Faced with one of the most sensitive cases to confront the Chicago Police Department–the arrests of 7- and 8-year-old boys for the slaying of the 11-year-old girl–Hillard now says he did not pose a single question.

Testifying under oath in a deposition last month, Hillard for the first time described his role in the Ryan Harris investigation, saying he chose not to get involved in any aspect of the case–except to get enough information to answer reporters’ questions.

Questioned by lawyer Flint Taylor, who represents one of the boys in a federal civil rights lawsuit filed against the city, Hillard said that he did not ask how the two boys came to be suspects or the conditions under which they were interrogated. Nor did he ask what evidence his detectives had to link the boys to the girl’s slaying.

In more than 200 pages of sworn testimony, Hillard described himself as a hands-off administrator who leaves the day-to-day operation of the department to his chief deputies. He said he is loath to dictate to those deputies for fear that he will “micromanage” them.

WRITTEN EXERCISE A ->
According to the excerpt on Hillard's deposition, who questioned Hillard under oath?
WRITTEN EXERCISE B ->
Print the excerpt on Hillard's deposition from "Faced with one" to "answer reporters’ questions.".
WRITTEN EXERCISE C ->
In the excerpt on Hillard's deposition, what three things did Hillard say he did not ask about the case?

STORED DATA ->
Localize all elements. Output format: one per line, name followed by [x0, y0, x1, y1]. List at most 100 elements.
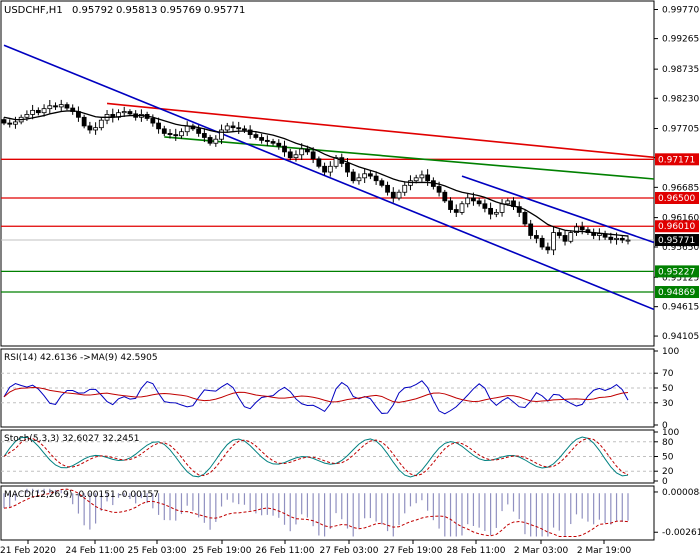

WRITTEN RESPONSE A ->
Lawyer Flint Taylor, who represents one of the boys in a federal civil rights lawsuit filed against the city.

WRITTEN RESPONSE B ->
Faced with one of the most sensitive cases to confront the Chicago Police Department–the arrests of 7- and 8-year-old boys for the slaying of the 11-year-old girl–Hillard now says he did not pose a single question.

Testifying under oath in a deposition last month, Hillard for the first time described his role in the Ryan Harris investigation, saying he chose not to get involved in any aspect of the case–except to get enough information to answer reporters’ questions.

WRITTEN RESPONSE C ->
- How the two boys came to be suspects
- The conditions under which the boys were interrogated
- What evidence his detectives had to link the boys to the girl's slaying